> _GOAL OF THE EXERCISE_
Copy the entries below exactly. Images do not belong in the copy.

### SUPPLIED DATA

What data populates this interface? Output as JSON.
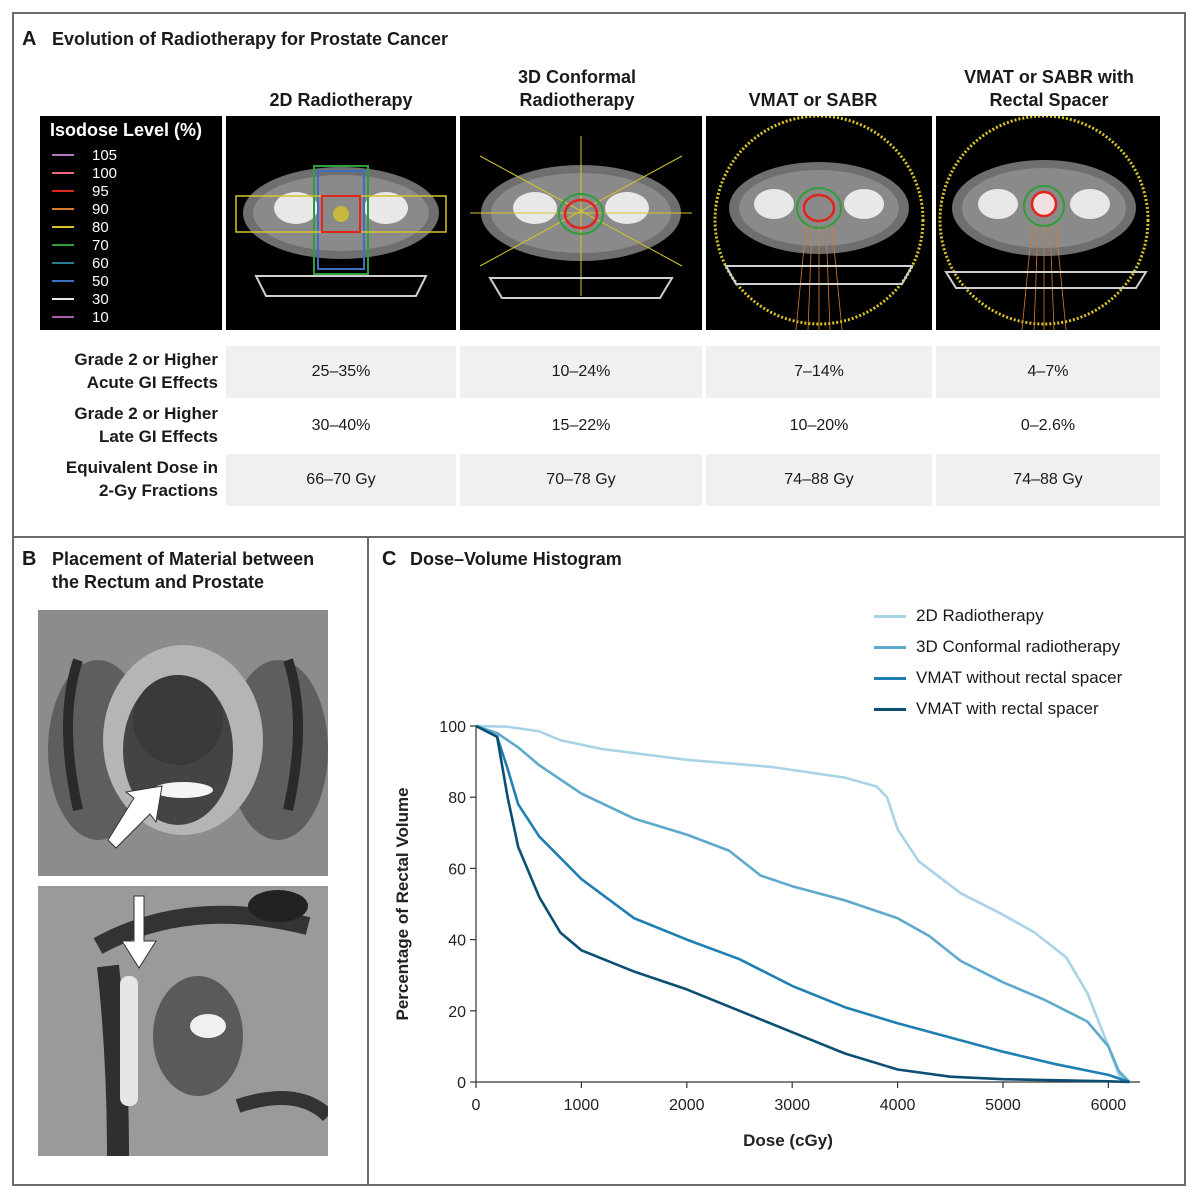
{
  "panel_a": {
    "letter": "A",
    "title": "Evolution of Radiotherapy for Prostate Cancer",
    "columns": [
      {
        "line1": "2D Radiotherapy",
        "line2": ""
      },
      {
        "line1": "3D Conformal",
        "line2": "Radiotherapy"
      },
      {
        "line1": "VMAT or SABR",
        "line2": ""
      },
      {
        "line1": "VMAT or SABR with",
        "line2": "Rectal Spacer"
      }
    ],
    "isodose_legend": {
      "title": "Isodose Level (%)",
      "levels": [
        {
          "value": "105",
          "color": "#b07ab8"
        },
        {
          "value": "100",
          "color": "#e86a7a"
        },
        {
          "value": "95",
          "color": "#e0241e"
        },
        {
          "value": "90",
          "color": "#d97a2b"
        },
        {
          "value": "80",
          "color": "#d6c42a"
        },
        {
          "value": "70",
          "color": "#2e9e3a"
        },
        {
          "value": "60",
          "color": "#2c7a8c"
        },
        {
          "value": "50",
          "color": "#3a6fc4"
        },
        {
          "value": "30",
          "color": "#e8e8e8"
        },
        {
          "value": "10",
          "color": "#a85ab0"
        }
      ]
    },
    "rows": [
      {
        "label_line1": "Grade 2 or Higher",
        "label_line2": "Acute GI Effects",
        "values": [
          "25–35%",
          "10–24%",
          "7–14%",
          "4–7%"
        ]
      },
      {
        "label_line1": "Grade 2 or Higher",
        "label_line2": "Late GI Effects",
        "values": [
          "30–40%",
          "15–22%",
          "10–20%",
          "0–2.6%"
        ]
      },
      {
        "label_line1": "Equivalent Dose in",
        "label_line2": "2-Gy Fractions",
        "values": [
          "66–70 Gy",
          "70–78 Gy",
          "74–88 Gy",
          "74–88 Gy"
        ]
      }
    ]
  },
  "panel_b": {
    "letter": "B",
    "title_line1": "Placement of Material between",
    "title_line2": "the Rectum and Prostate"
  },
  "panel_c": {
    "letter": "C",
    "title": "Dose–Volume Histogram"
  },
  "chart_data": {
    "type": "line",
    "title": "Dose–Volume Histogram",
    "xlabel": "Dose (cGy)",
    "ylabel": "Percentage of Rectal Volume",
    "xlim": [
      0,
      6300
    ],
    "ylim": [
      0,
      100
    ],
    "xticks": [
      0,
      1000,
      2000,
      3000,
      4000,
      5000,
      6000
    ],
    "yticks": [
      0,
      20,
      40,
      60,
      80,
      100
    ],
    "grid": false,
    "legend_position": "top-right",
    "series": [
      {
        "name": "2D Radiotherapy",
        "color": "#a9d3e6",
        "points": [
          [
            0,
            100
          ],
          [
            300,
            99.8
          ],
          [
            600,
            98.5
          ],
          [
            800,
            96
          ],
          [
            1200,
            93.5
          ],
          [
            2000,
            90.5
          ],
          [
            2800,
            88.5
          ],
          [
            3500,
            85.5
          ],
          [
            3800,
            83
          ],
          [
            3900,
            80
          ],
          [
            4000,
            71
          ],
          [
            4200,
            62
          ],
          [
            4600,
            53
          ],
          [
            5000,
            47
          ],
          [
            5300,
            42
          ],
          [
            5600,
            35
          ],
          [
            5800,
            25
          ],
          [
            6000,
            10
          ],
          [
            6100,
            2
          ],
          [
            6200,
            0
          ]
        ]
      },
      {
        "name": "3D Conformal radiotherapy",
        "color": "#5ea9cc",
        "points": [
          [
            0,
            100
          ],
          [
            200,
            98
          ],
          [
            400,
            94
          ],
          [
            600,
            89
          ],
          [
            1000,
            81
          ],
          [
            1500,
            74
          ],
          [
            2000,
            69.5
          ],
          [
            2400,
            65
          ],
          [
            2700,
            58
          ],
          [
            3000,
            55
          ],
          [
            3500,
            51
          ],
          [
            4000,
            46
          ],
          [
            4300,
            41
          ],
          [
            4600,
            34
          ],
          [
            5000,
            28
          ],
          [
            5400,
            23
          ],
          [
            5800,
            17
          ],
          [
            6000,
            10
          ],
          [
            6100,
            3
          ],
          [
            6200,
            0
          ]
        ]
      },
      {
        "name": "VMAT without rectal spacer",
        "color": "#1f7fb3",
        "points": [
          [
            0,
            100
          ],
          [
            200,
            97
          ],
          [
            300,
            88
          ],
          [
            400,
            78
          ],
          [
            600,
            69
          ],
          [
            1000,
            57
          ],
          [
            1500,
            46
          ],
          [
            2000,
            40
          ],
          [
            2500,
            34.5
          ],
          [
            3000,
            27
          ],
          [
            3500,
            21
          ],
          [
            4000,
            16.5
          ],
          [
            4500,
            12.5
          ],
          [
            5000,
            8.5
          ],
          [
            5500,
            5
          ],
          [
            6000,
            2
          ],
          [
            6200,
            0
          ]
        ]
      },
      {
        "name": "VMAT with rectal spacer",
        "color": "#0c4f73",
        "points": [
          [
            0,
            100
          ],
          [
            200,
            97
          ],
          [
            300,
            80
          ],
          [
            400,
            66
          ],
          [
            600,
            52
          ],
          [
            800,
            42
          ],
          [
            1000,
            37
          ],
          [
            1500,
            31
          ],
          [
            2000,
            26
          ],
          [
            2500,
            20
          ],
          [
            3000,
            14
          ],
          [
            3500,
            8
          ],
          [
            4000,
            3.5
          ],
          [
            4500,
            1.5
          ],
          [
            5000,
            0.8
          ],
          [
            6000,
            0.2
          ],
          [
            6200,
            0
          ]
        ]
      }
    ]
  }
}
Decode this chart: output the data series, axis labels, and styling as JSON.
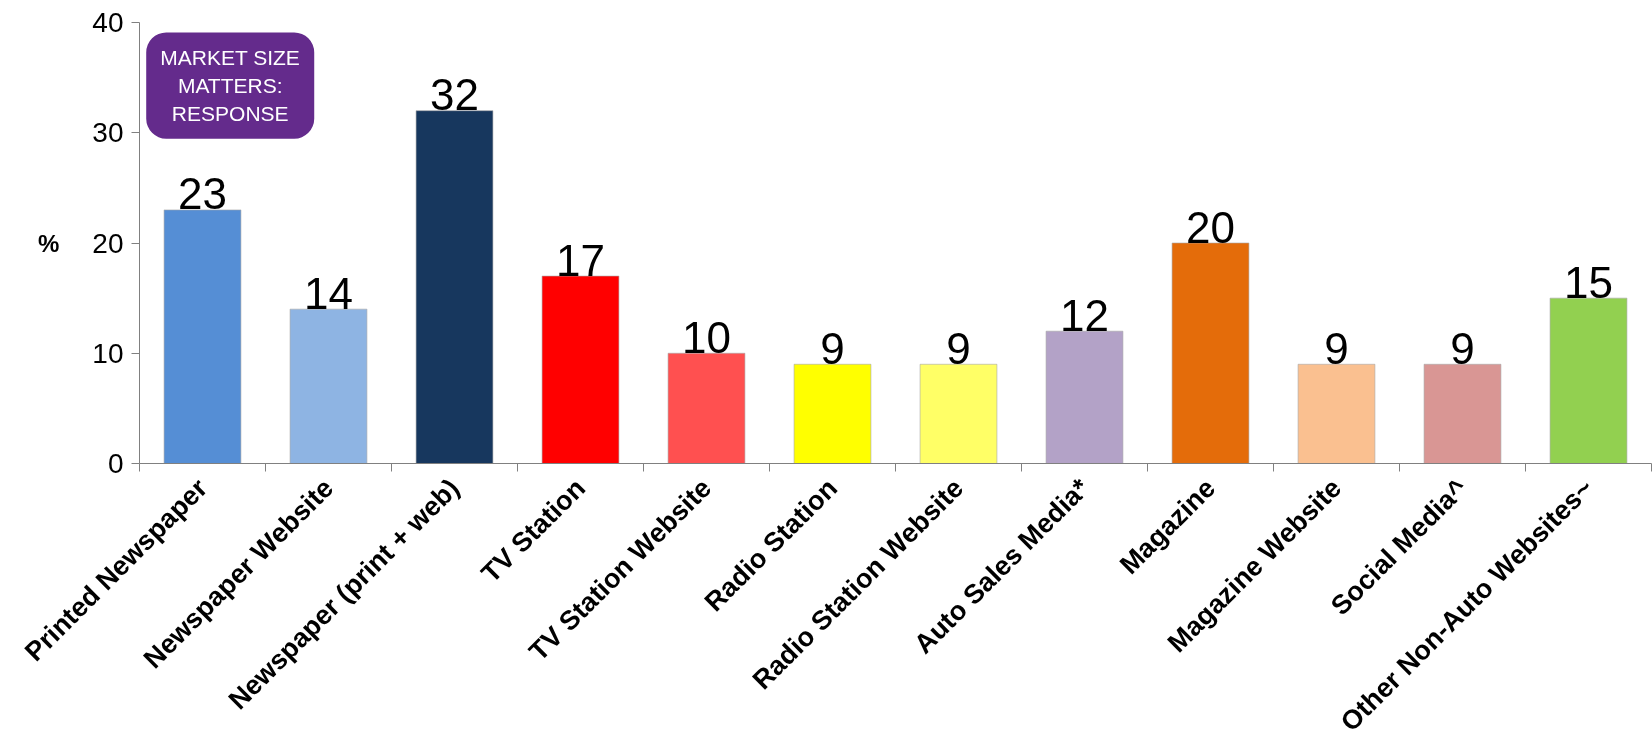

######

> _REPLY TO THE EXERCISE_
What data populates this interface? Output as JSON.
{
  "panel_a": {
    "letter": "A",
    "title": "Evolution of Radiotherapy for Prostate Cancer",
    "columns": [
      {
        "line1": "2D Radiotherapy",
        "line2": ""
      },
      {
        "line1": "3D Conformal",
        "line2": "Radiotherapy"
      },
      {
        "line1": "VMAT or SABR",
        "line2": ""
      },
      {
        "line1": "VMAT or SABR with",
        "line2": "Rectal Spacer"
      }
    ],
    "isodose_legend": {
      "title": "Isodose Level (%)",
      "levels": [
        {
          "value": "105",
          "color": "#b07ab8"
        },
        {
          "value": "100",
          "color": "#e86a7a"
        },
        {
          "value": "95",
          "color": "#e0241e"
        },
        {
          "value": "90",
          "color": "#d97a2b"
        },
        {
          "value": "80",
          "color": "#d6c42a"
        },
        {
          "value": "70",
          "color": "#2e9e3a"
        },
        {
          "value": "60",
          "color": "#2c7a8c"
        },
        {
          "value": "50",
          "color": "#3a6fc4"
        },
        {
          "value": "30",
          "color": "#e8e8e8"
        },
        {
          "value": "10",
          "color": "#a85ab0"
        }
      ]
    },
    "rows": [
      {
        "label_line1": "Grade 2 or Higher",
        "label_line2": "Acute GI Effects",
        "values": [
          "25–35%",
          "10–24%",
          "7–14%",
          "4–7%"
        ]
      },
      {
        "label_line1": "Grade 2 or Higher",
        "label_line2": "Late GI Effects",
        "values": [
          "30–40%",
          "15–22%",
          "10–20%",
          "0–2.6%"
        ]
      },
      {
        "label_line1": "Equivalent Dose in",
        "label_line2": "2-Gy Fractions",
        "values": [
          "66–70 Gy",
          "70–78 Gy",
          "74–88 Gy",
          "74–88 Gy"
        ]
      }
    ]
  },
  "panel_b": {
    "letter": "B",
    "title_line1": "Placement of Material between",
    "title_line2": "the Rectum and Prostate"
  },
  "panel_c": {
    "letter": "C",
    "title": "Dose–Volume Histogram"
  },
  "chart_data": {
    "type": "line",
    "title": "Dose–Volume Histogram",
    "xlabel": "Dose (cGy)",
    "ylabel": "Percentage of Rectal Volume",
    "xlim": [
      0,
      6300
    ],
    "ylim": [
      0,
      100
    ],
    "xticks": [
      0,
      1000,
      2000,
      3000,
      4000,
      5000,
      6000
    ],
    "yticks": [
      0,
      20,
      40,
      60,
      80,
      100
    ],
    "grid": false,
    "legend_position": "top-right",
    "series": [
      {
        "name": "2D Radiotherapy",
        "color": "#a9d3e6",
        "points": [
          [
            0,
            100
          ],
          [
            300,
            99.8
          ],
          [
            600,
            98.5
          ],
          [
            800,
            96
          ],
          [
            1200,
            93.5
          ],
          [
            2000,
            90.5
          ],
          [
            2800,
            88.5
          ],
          [
            3500,
            85.5
          ],
          [
            3800,
            83
          ],
          [
            3900,
            80
          ],
          [
            4000,
            71
          ],
          [
            4200,
            62
          ],
          [
            4600,
            53
          ],
          [
            5000,
            47
          ],
          [
            5300,
            42
          ],
          [
            5600,
            35
          ],
          [
            5800,
            25
          ],
          [
            6000,
            10
          ],
          [
            6100,
            2
          ],
          [
            6200,
            0
          ]
        ]
      },
      {
        "name": "3D Conformal radiotherapy",
        "color": "#5ea9cc",
        "points": [
          [
            0,
            100
          ],
          [
            200,
            98
          ],
          [
            400,
            94
          ],
          [
            600,
            89
          ],
          [
            1000,
            81
          ],
          [
            1500,
            74
          ],
          [
            2000,
            69.5
          ],
          [
            2400,
            65
          ],
          [
            2700,
            58
          ],
          [
            3000,
            55
          ],
          [
            3500,
            51
          ],
          [
            4000,
            46
          ],
          [
            4300,
            41
          ],
          [
            4600,
            34
          ],
          [
            5000,
            28
          ],
          [
            5400,
            23
          ],
          [
            5800,
            17
          ],
          [
            6000,
            10
          ],
          [
            6100,
            3
          ],
          [
            6200,
            0
          ]
        ]
      },
      {
        "name": "VMAT without rectal spacer",
        "color": "#1f7fb3",
        "points": [
          [
            0,
            100
          ],
          [
            200,
            97
          ],
          [
            300,
            88
          ],
          [
            400,
            78
          ],
          [
            600,
            69
          ],
          [
            1000,
            57
          ],
          [
            1500,
            46
          ],
          [
            2000,
            40
          ],
          [
            2500,
            34.5
          ],
          [
            3000,
            27
          ],
          [
            3500,
            21
          ],
          [
            4000,
            16.5
          ],
          [
            4500,
            12.5
          ],
          [
            5000,
            8.5
          ],
          [
            5500,
            5
          ],
          [
            6000,
            2
          ],
          [
            6200,
            0
          ]
        ]
      },
      {
        "name": "VMAT with rectal spacer",
        "color": "#0c4f73",
        "points": [
          [
            0,
            100
          ],
          [
            200,
            97
          ],
          [
            300,
            80
          ],
          [
            400,
            66
          ],
          [
            600,
            52
          ],
          [
            800,
            42
          ],
          [
            1000,
            37
          ],
          [
            1500,
            31
          ],
          [
            2000,
            26
          ],
          [
            2500,
            20
          ],
          [
            3000,
            14
          ],
          [
            3500,
            8
          ],
          [
            4000,
            3.5
          ],
          [
            4500,
            1.5
          ],
          [
            5000,
            0.8
          ],
          [
            6000,
            0.2
          ],
          [
            6200,
            0
          ]
        ]
      }
    ]
  }
}
Decode this chart: output the data series, axis labels, and styling as JSON.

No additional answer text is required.